- Directions -
Return all the data, word for word.

- Given entries -
━━━━━━━━━━━━━━━━

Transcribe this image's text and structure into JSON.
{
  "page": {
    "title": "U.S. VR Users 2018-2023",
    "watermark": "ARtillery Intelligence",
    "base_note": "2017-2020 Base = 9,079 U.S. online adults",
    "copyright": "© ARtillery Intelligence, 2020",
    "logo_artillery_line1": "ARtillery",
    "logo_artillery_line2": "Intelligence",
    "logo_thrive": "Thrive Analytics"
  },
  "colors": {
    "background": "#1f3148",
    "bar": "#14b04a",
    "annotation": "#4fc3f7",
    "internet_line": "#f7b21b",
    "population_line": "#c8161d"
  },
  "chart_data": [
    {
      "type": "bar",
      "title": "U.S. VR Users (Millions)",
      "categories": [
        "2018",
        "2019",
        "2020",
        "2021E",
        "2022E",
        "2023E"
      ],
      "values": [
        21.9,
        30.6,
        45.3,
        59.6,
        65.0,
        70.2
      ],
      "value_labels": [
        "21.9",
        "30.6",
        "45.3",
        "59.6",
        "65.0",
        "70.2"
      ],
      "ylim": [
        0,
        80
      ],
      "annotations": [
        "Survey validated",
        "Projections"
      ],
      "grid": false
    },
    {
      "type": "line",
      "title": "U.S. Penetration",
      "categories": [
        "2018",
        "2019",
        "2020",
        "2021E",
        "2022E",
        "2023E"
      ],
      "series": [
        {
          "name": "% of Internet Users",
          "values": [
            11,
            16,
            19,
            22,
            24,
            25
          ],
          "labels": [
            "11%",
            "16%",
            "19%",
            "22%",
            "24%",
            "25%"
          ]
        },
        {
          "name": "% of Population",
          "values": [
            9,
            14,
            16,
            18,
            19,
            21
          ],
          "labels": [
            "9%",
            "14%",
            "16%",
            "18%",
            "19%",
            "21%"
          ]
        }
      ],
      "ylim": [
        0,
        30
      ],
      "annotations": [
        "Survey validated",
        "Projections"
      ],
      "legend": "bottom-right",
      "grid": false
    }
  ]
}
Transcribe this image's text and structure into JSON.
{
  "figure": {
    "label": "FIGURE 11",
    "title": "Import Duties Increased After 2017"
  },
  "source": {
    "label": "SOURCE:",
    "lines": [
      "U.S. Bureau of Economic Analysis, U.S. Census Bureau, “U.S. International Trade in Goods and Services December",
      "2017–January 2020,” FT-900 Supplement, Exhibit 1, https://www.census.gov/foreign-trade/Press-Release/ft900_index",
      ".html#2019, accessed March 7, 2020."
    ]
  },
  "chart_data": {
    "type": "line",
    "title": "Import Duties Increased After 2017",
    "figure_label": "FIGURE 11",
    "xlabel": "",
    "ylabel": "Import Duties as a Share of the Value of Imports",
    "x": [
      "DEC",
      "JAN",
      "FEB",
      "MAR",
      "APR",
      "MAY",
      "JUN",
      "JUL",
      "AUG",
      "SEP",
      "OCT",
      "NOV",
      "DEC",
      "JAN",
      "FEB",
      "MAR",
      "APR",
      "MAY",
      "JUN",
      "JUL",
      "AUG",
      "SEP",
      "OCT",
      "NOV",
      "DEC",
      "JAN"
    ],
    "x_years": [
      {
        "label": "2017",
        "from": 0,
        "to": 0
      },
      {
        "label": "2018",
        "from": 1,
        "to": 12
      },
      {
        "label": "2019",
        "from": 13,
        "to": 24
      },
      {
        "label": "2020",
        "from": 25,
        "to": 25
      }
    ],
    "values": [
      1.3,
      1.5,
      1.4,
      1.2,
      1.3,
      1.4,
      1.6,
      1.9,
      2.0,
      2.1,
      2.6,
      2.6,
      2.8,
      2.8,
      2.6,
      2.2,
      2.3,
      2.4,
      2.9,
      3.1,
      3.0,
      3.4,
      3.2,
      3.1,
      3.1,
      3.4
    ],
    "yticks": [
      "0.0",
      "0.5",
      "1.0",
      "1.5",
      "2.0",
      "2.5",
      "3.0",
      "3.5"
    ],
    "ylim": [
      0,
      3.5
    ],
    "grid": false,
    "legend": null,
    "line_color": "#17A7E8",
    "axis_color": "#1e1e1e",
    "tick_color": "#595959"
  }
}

━━━━━━━━━━━━━━━━

- Right answer -
Transcribe this image's text and structure into JSON.
{
  "page": {
    "title": "U.S. VR Users 2018-2023",
    "watermark": "ARtillery Intelligence",
    "base_note": "2017-2020 Base = 9,079 U.S. online adults",
    "copyright": "© ARtillery Intelligence, 2020",
    "logo_artillery_line1": "ARtillery",
    "logo_artillery_line2": "Intelligence",
    "logo_thrive": "Thrive Analytics"
  },
  "colors": {
    "background": "#1f3148",
    "bar": "#14b04a",
    "annotation": "#4fc3f7",
    "internet_line": "#f7b21b",
    "population_line": "#c8161d"
  },
  "chart_data": [
    {
      "type": "bar",
      "title": "U.S. VR Users (Millions)",
      "categories": [
        "2018",
        "2019",
        "2020",
        "2021E",
        "2022E",
        "2023E"
      ],
      "values": [
        21.9,
        30.6,
        45.3,
        59.6,
        65.0,
        70.2
      ],
      "value_labels": [
        "21.9",
        "30.6",
        "45.3",
        "59.6",
        "65.0",
        "70.2"
      ],
      "ylim": [
        0,
        80
      ],
      "annotations": [
        "Survey validated",
        "Projections"
      ],
      "grid": false
    },
    {
      "type": "line",
      "title": "U.S. Penetration",
      "categories": [
        "2018",
        "2019",
        "2020",
        "2021E",
        "2022E",
        "2023E"
      ],
      "series": [
        {
          "name": "% of Internet Users",
          "values": [
            11,
            16,
            19,
            22,
            24,
            25
          ],
          "labels": [
            "11%",
            "16%",
            "19%",
            "22%",
            "24%",
            "25%"
          ]
        },
        {
          "name": "% of Population",
          "values": [
            9,
            14,
            16,
            18,
            19,
            21
          ],
          "labels": [
            "9%",
            "14%",
            "16%",
            "18%",
            "19%",
            "21%"
          ]
        }
      ],
      "ylim": [
        0,
        30
      ],
      "annotations": [
        "Survey validated",
        "Projections"
      ],
      "legend": "bottom-right",
      "grid": false
    }
  ]
}
Transcribe this image's text and structure into JSON.
{
  "figure": {
    "label": "FIGURE 11",
    "title": "Import Duties Increased After 2017"
  },
  "source": {
    "label": "SOURCE:",
    "lines": [
      "U.S. Bureau of Economic Analysis, U.S. Census Bureau, “U.S. International Trade in Goods and Services December",
      "2017–January 2020,” FT-900 Supplement, Exhibit 1, https://www.census.gov/foreign-trade/Press-Release/ft900_index",
      ".html#2019, accessed March 7, 2020."
    ]
  },
  "chart_data": {
    "type": "line",
    "title": "Import Duties Increased After 2017",
    "figure_label": "FIGURE 11",
    "xlabel": "",
    "ylabel": "Import Duties as a Share of the Value of Imports",
    "x": [
      "DEC",
      "JAN",
      "FEB",
      "MAR",
      "APR",
      "MAY",
      "JUN",
      "JUL",
      "AUG",
      "SEP",
      "OCT",
      "NOV",
      "DEC",
      "JAN",
      "FEB",
      "MAR",
      "APR",
      "MAY",
      "JUN",
      "JUL",
      "AUG",
      "SEP",
      "OCT",
      "NOV",
      "DEC",
      "JAN"
    ],
    "x_years": [
      {
        "label": "2017",
        "from": 0,
        "to": 0
      },
      {
        "label": "2018",
        "from": 1,
        "to": 12
      },
      {
        "label": "2019",
        "from": 13,
        "to": 24
      },
      {
        "label": "2020",
        "from": 25,
        "to": 25
      }
    ],
    "values": [
      1.3,
      1.5,
      1.4,
      1.2,
      1.3,
      1.4,
      1.6,
      1.9,
      2.0,
      2.1,
      2.6,
      2.6,
      2.8,
      2.8,
      2.6,
      2.2,
      2.3,
      2.4,
      2.9,
      3.1,
      3.0,
      3.4,
      3.2,
      3.1,
      3.1,
      3.4
    ],
    "yticks": [
      "0.0",
      "0.5",
      "1.0",
      "1.5",
      "2.0",
      "2.5",
      "3.0",
      "3.5"
    ],
    "ylim": [
      0,
      3.5
    ],
    "grid": false,
    "legend": null,
    "line_color": "#17A7E8",
    "axis_color": "#1e1e1e",
    "tick_color": "#595959"
  }
}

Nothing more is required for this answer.